EXERCISE DESCRIPTION
Output every line exactly as written. Leave out pictures.

[Records excerpted from a collection]
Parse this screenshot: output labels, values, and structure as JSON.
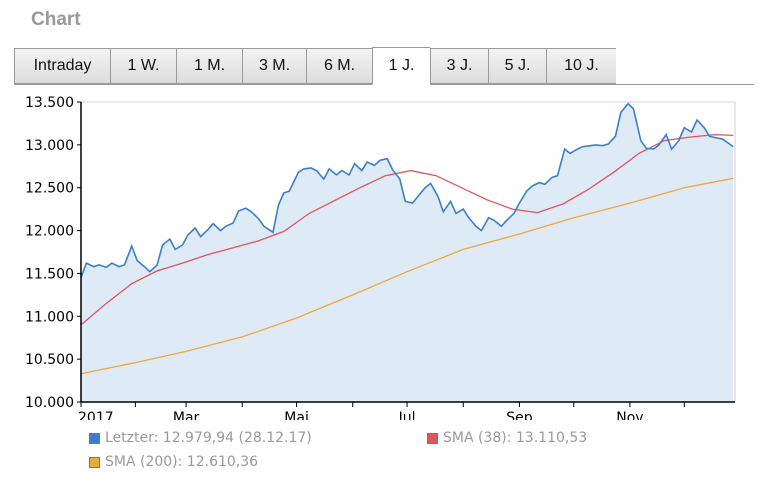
{
  "header": {
    "title": "Chart"
  },
  "tabs": [
    {
      "label": "Intraday",
      "active": false
    },
    {
      "label": "1 W.",
      "active": false
    },
    {
      "label": "1 M.",
      "active": false
    },
    {
      "label": "3 M.",
      "active": false
    },
    {
      "label": "6 M.",
      "active": false
    },
    {
      "label": "1 J.",
      "active": true
    },
    {
      "label": "3 J.",
      "active": false
    },
    {
      "label": "5 J.",
      "active": false
    },
    {
      "label": "10 J.",
      "active": false
    }
  ],
  "legend": {
    "last": "Letzter: 12.979,94 (28.12.17)",
    "sma38": "SMA (38): 13.110,53",
    "sma200": "SMA (200): 12.610,36"
  },
  "chart_data": {
    "type": "line",
    "title": "",
    "xlabel": "",
    "ylabel": "",
    "xlim": [
      "2017-01-02",
      "2017-12-29"
    ],
    "ylim": [
      10000,
      13500
    ],
    "yticks": [
      10000,
      10500,
      11000,
      11500,
      12000,
      12500,
      13000,
      13500
    ],
    "ytick_labels": [
      "10.000",
      "10.500",
      "11.000",
      "11.500",
      "12.000",
      "12.500",
      "13.000",
      "13.500"
    ],
    "xticks": [
      {
        "date": "2017-01-02",
        "label": "2017"
      },
      {
        "date": "2017-03-01",
        "label": "Mar"
      },
      {
        "date": "2017-05-01",
        "label": "Mai"
      },
      {
        "date": "2017-07-01",
        "label": "Jul"
      },
      {
        "date": "2017-09-01",
        "label": "Sep"
      },
      {
        "date": "2017-11-01",
        "label": "Nov"
      }
    ],
    "grid": false,
    "series": [
      {
        "name": "Letzter",
        "color": "#3c7fc8",
        "fill": "#deeaf6",
        "x": [
          "2017-01-02",
          "2017-01-05",
          "2017-01-09",
          "2017-01-12",
          "2017-01-16",
          "2017-01-19",
          "2017-01-23",
          "2017-01-26",
          "2017-01-30",
          "2017-02-02",
          "2017-02-06",
          "2017-02-09",
          "2017-02-13",
          "2017-02-16",
          "2017-02-20",
          "2017-02-23",
          "2017-02-27",
          "2017-03-02",
          "2017-03-06",
          "2017-03-09",
          "2017-03-13",
          "2017-03-16",
          "2017-03-20",
          "2017-03-23",
          "2017-03-27",
          "2017-03-30",
          "2017-04-03",
          "2017-04-06",
          "2017-04-10",
          "2017-04-13",
          "2017-04-18",
          "2017-04-21",
          "2017-04-24",
          "2017-04-27",
          "2017-05-02",
          "2017-05-05",
          "2017-05-09",
          "2017-05-12",
          "2017-05-16",
          "2017-05-19",
          "2017-05-23",
          "2017-05-26",
          "2017-05-30",
          "2017-06-02",
          "2017-06-06",
          "2017-06-09",
          "2017-06-13",
          "2017-06-16",
          "2017-06-20",
          "2017-06-23",
          "2017-06-27",
          "2017-06-30",
          "2017-07-04",
          "2017-07-07",
          "2017-07-11",
          "2017-07-14",
          "2017-07-18",
          "2017-07-21",
          "2017-07-25",
          "2017-07-28",
          "2017-08-01",
          "2017-08-04",
          "2017-08-08",
          "2017-08-11",
          "2017-08-15",
          "2017-08-18",
          "2017-08-22",
          "2017-08-25",
          "2017-08-29",
          "2017-09-01",
          "2017-09-05",
          "2017-09-08",
          "2017-09-12",
          "2017-09-15",
          "2017-09-19",
          "2017-09-22",
          "2017-09-26",
          "2017-09-29",
          "2017-10-03",
          "2017-10-06",
          "2017-10-10",
          "2017-10-13",
          "2017-10-17",
          "2017-10-20",
          "2017-10-24",
          "2017-10-27",
          "2017-10-31",
          "2017-11-03",
          "2017-11-07",
          "2017-11-10",
          "2017-11-14",
          "2017-11-17",
          "2017-11-21",
          "2017-11-24",
          "2017-11-28",
          "2017-12-01",
          "2017-12-05",
          "2017-12-08",
          "2017-12-12",
          "2017-12-15",
          "2017-12-19",
          "2017-12-22",
          "2017-12-28"
        ],
        "values": [
          11450,
          11620,
          11580,
          11600,
          11570,
          11620,
          11580,
          11600,
          11820,
          11650,
          11580,
          11520,
          11600,
          11830,
          11900,
          11780,
          11830,
          11950,
          12030,
          11930,
          12010,
          12080,
          12000,
          12050,
          12090,
          12230,
          12260,
          12220,
          12140,
          12050,
          11980,
          12300,
          12440,
          12460,
          12680,
          12720,
          12730,
          12700,
          12600,
          12720,
          12650,
          12700,
          12650,
          12780,
          12700,
          12800,
          12760,
          12820,
          12840,
          12710,
          12600,
          12340,
          12320,
          12400,
          12500,
          12550,
          12400,
          12220,
          12340,
          12200,
          12250,
          12150,
          12050,
          12000,
          12150,
          12120,
          12050,
          12120,
          12200,
          12320,
          12460,
          12520,
          12560,
          12540,
          12620,
          12640,
          12950,
          12900,
          12950,
          12980,
          12990,
          13000,
          12990,
          13010,
          13100,
          13380,
          13480,
          13420,
          13050,
          12960,
          12950,
          13000,
          13120,
          12950,
          13050,
          13200,
          13150,
          13290,
          13200,
          13100,
          13080,
          13070,
          12980
        ]
      },
      {
        "name": "SMA (38)",
        "color": "#e05460",
        "x": [
          "2017-01-02",
          "2017-01-16",
          "2017-01-30",
          "2017-02-13",
          "2017-02-27",
          "2017-03-13",
          "2017-03-27",
          "2017-04-10",
          "2017-04-24",
          "2017-05-08",
          "2017-05-22",
          "2017-06-05",
          "2017-06-19",
          "2017-07-03",
          "2017-07-17",
          "2017-07-31",
          "2017-08-14",
          "2017-08-28",
          "2017-09-11",
          "2017-09-25",
          "2017-10-09",
          "2017-10-23",
          "2017-11-06",
          "2017-11-20",
          "2017-12-04",
          "2017-12-18",
          "2017-12-28"
        ],
        "values": [
          10900,
          11150,
          11380,
          11530,
          11620,
          11720,
          11800,
          11880,
          11990,
          12200,
          12350,
          12500,
          12640,
          12700,
          12640,
          12500,
          12360,
          12250,
          12210,
          12310,
          12480,
          12680,
          12900,
          13050,
          13090,
          13120,
          13110
        ]
      },
      {
        "name": "SMA (200)",
        "color": "#f0a83c",
        "x": [
          "2017-01-02",
          "2017-02-01",
          "2017-03-01",
          "2017-04-01",
          "2017-05-01",
          "2017-06-01",
          "2017-07-01",
          "2017-08-01",
          "2017-09-01",
          "2017-10-01",
          "2017-11-01",
          "2017-12-01",
          "2017-12-28"
        ],
        "values": [
          10330,
          10460,
          10590,
          10760,
          10980,
          11250,
          11520,
          11780,
          11960,
          12150,
          12320,
          12500,
          12610
        ]
      }
    ]
  }
}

OUTPUT OF THE EXERCISE
Parse this screenshot: output labels, values, and structure as JSON.
{
  "header": {
    "title": "Chart"
  },
  "tabs": [
    {
      "label": "Intraday",
      "active": false
    },
    {
      "label": "1 W.",
      "active": false
    },
    {
      "label": "1 M.",
      "active": false
    },
    {
      "label": "3 M.",
      "active": false
    },
    {
      "label": "6 M.",
      "active": false
    },
    {
      "label": "1 J.",
      "active": true
    },
    {
      "label": "3 J.",
      "active": false
    },
    {
      "label": "5 J.",
      "active": false
    },
    {
      "label": "10 J.",
      "active": false
    }
  ],
  "legend": {
    "last": "Letzter: 12.979,94 (28.12.17)",
    "sma38": "SMA (38): 13.110,53",
    "sma200": "SMA (200): 12.610,36"
  },
  "chart_data": {
    "type": "line",
    "title": "",
    "xlabel": "",
    "ylabel": "",
    "xlim": [
      "2017-01-02",
      "2017-12-29"
    ],
    "ylim": [
      10000,
      13500
    ],
    "yticks": [
      10000,
      10500,
      11000,
      11500,
      12000,
      12500,
      13000,
      13500
    ],
    "ytick_labels": [
      "10.000",
      "10.500",
      "11.000",
      "11.500",
      "12.000",
      "12.500",
      "13.000",
      "13.500"
    ],
    "xticks": [
      {
        "date": "2017-01-02",
        "label": "2017"
      },
      {
        "date": "2017-03-01",
        "label": "Mar"
      },
      {
        "date": "2017-05-01",
        "label": "Mai"
      },
      {
        "date": "2017-07-01",
        "label": "Jul"
      },
      {
        "date": "2017-09-01",
        "label": "Sep"
      },
      {
        "date": "2017-11-01",
        "label": "Nov"
      }
    ],
    "grid": false,
    "series": [
      {
        "name": "Letzter",
        "color": "#3c7fc8",
        "fill": "#deeaf6",
        "x": [
          "2017-01-02",
          "2017-01-05",
          "2017-01-09",
          "2017-01-12",
          "2017-01-16",
          "2017-01-19",
          "2017-01-23",
          "2017-01-26",
          "2017-01-30",
          "2017-02-02",
          "2017-02-06",
          "2017-02-09",
          "2017-02-13",
          "2017-02-16",
          "2017-02-20",
          "2017-02-23",
          "2017-02-27",
          "2017-03-02",
          "2017-03-06",
          "2017-03-09",
          "2017-03-13",
          "2017-03-16",
          "2017-03-20",
          "2017-03-23",
          "2017-03-27",
          "2017-03-30",
          "2017-04-03",
          "2017-04-06",
          "2017-04-10",
          "2017-04-13",
          "2017-04-18",
          "2017-04-21",
          "2017-04-24",
          "2017-04-27",
          "2017-05-02",
          "2017-05-05",
          "2017-05-09",
          "2017-05-12",
          "2017-05-16",
          "2017-05-19",
          "2017-05-23",
          "2017-05-26",
          "2017-05-30",
          "2017-06-02",
          "2017-06-06",
          "2017-06-09",
          "2017-06-13",
          "2017-06-16",
          "2017-06-20",
          "2017-06-23",
          "2017-06-27",
          "2017-06-30",
          "2017-07-04",
          "2017-07-07",
          "2017-07-11",
          "2017-07-14",
          "2017-07-18",
          "2017-07-21",
          "2017-07-25",
          "2017-07-28",
          "2017-08-01",
          "2017-08-04",
          "2017-08-08",
          "2017-08-11",
          "2017-08-15",
          "2017-08-18",
          "2017-08-22",
          "2017-08-25",
          "2017-08-29",
          "2017-09-01",
          "2017-09-05",
          "2017-09-08",
          "2017-09-12",
          "2017-09-15",
          "2017-09-19",
          "2017-09-22",
          "2017-09-26",
          "2017-09-29",
          "2017-10-03",
          "2017-10-06",
          "2017-10-10",
          "2017-10-13",
          "2017-10-17",
          "2017-10-20",
          "2017-10-24",
          "2017-10-27",
          "2017-10-31",
          "2017-11-03",
          "2017-11-07",
          "2017-11-10",
          "2017-11-14",
          "2017-11-17",
          "2017-11-21",
          "2017-11-24",
          "2017-11-28",
          "2017-12-01",
          "2017-12-05",
          "2017-12-08",
          "2017-12-12",
          "2017-12-15",
          "2017-12-19",
          "2017-12-22",
          "2017-12-28"
        ],
        "values": [
          11450,
          11620,
          11580,
          11600,
          11570,
          11620,
          11580,
          11600,
          11820,
          11650,
          11580,
          11520,
          11600,
          11830,
          11900,
          11780,
          11830,
          11950,
          12030,
          11930,
          12010,
          12080,
          12000,
          12050,
          12090,
          12230,
          12260,
          12220,
          12140,
          12050,
          11980,
          12300,
          12440,
          12460,
          12680,
          12720,
          12730,
          12700,
          12600,
          12720,
          12650,
          12700,
          12650,
          12780,
          12700,
          12800,
          12760,
          12820,
          12840,
          12710,
          12600,
          12340,
          12320,
          12400,
          12500,
          12550,
          12400,
          12220,
          12340,
          12200,
          12250,
          12150,
          12050,
          12000,
          12150,
          12120,
          12050,
          12120,
          12200,
          12320,
          12460,
          12520,
          12560,
          12540,
          12620,
          12640,
          12950,
          12900,
          12950,
          12980,
          12990,
          13000,
          12990,
          13010,
          13100,
          13380,
          13480,
          13420,
          13050,
          12960,
          12950,
          13000,
          13120,
          12950,
          13050,
          13200,
          13150,
          13290,
          13200,
          13100,
          13080,
          13070,
          12980
        ]
      },
      {
        "name": "SMA (38)",
        "color": "#e05460",
        "x": [
          "2017-01-02",
          "2017-01-16",
          "2017-01-30",
          "2017-02-13",
          "2017-02-27",
          "2017-03-13",
          "2017-03-27",
          "2017-04-10",
          "2017-04-24",
          "2017-05-08",
          "2017-05-22",
          "2017-06-05",
          "2017-06-19",
          "2017-07-03",
          "2017-07-17",
          "2017-07-31",
          "2017-08-14",
          "2017-08-28",
          "2017-09-11",
          "2017-09-25",
          "2017-10-09",
          "2017-10-23",
          "2017-11-06",
          "2017-11-20",
          "2017-12-04",
          "2017-12-18",
          "2017-12-28"
        ],
        "values": [
          10900,
          11150,
          11380,
          11530,
          11620,
          11720,
          11800,
          11880,
          11990,
          12200,
          12350,
          12500,
          12640,
          12700,
          12640,
          12500,
          12360,
          12250,
          12210,
          12310,
          12480,
          12680,
          12900,
          13050,
          13090,
          13120,
          13110
        ]
      },
      {
        "name": "SMA (200)",
        "color": "#f0a83c",
        "x": [
          "2017-01-02",
          "2017-02-01",
          "2017-03-01",
          "2017-04-01",
          "2017-05-01",
          "2017-06-01",
          "2017-07-01",
          "2017-08-01",
          "2017-09-01",
          "2017-10-01",
          "2017-11-01",
          "2017-12-01",
          "2017-12-28"
        ],
        "values": [
          10330,
          10460,
          10590,
          10760,
          10980,
          11250,
          11520,
          11780,
          11960,
          12150,
          12320,
          12500,
          12610
        ]
      }
    ]
  }
}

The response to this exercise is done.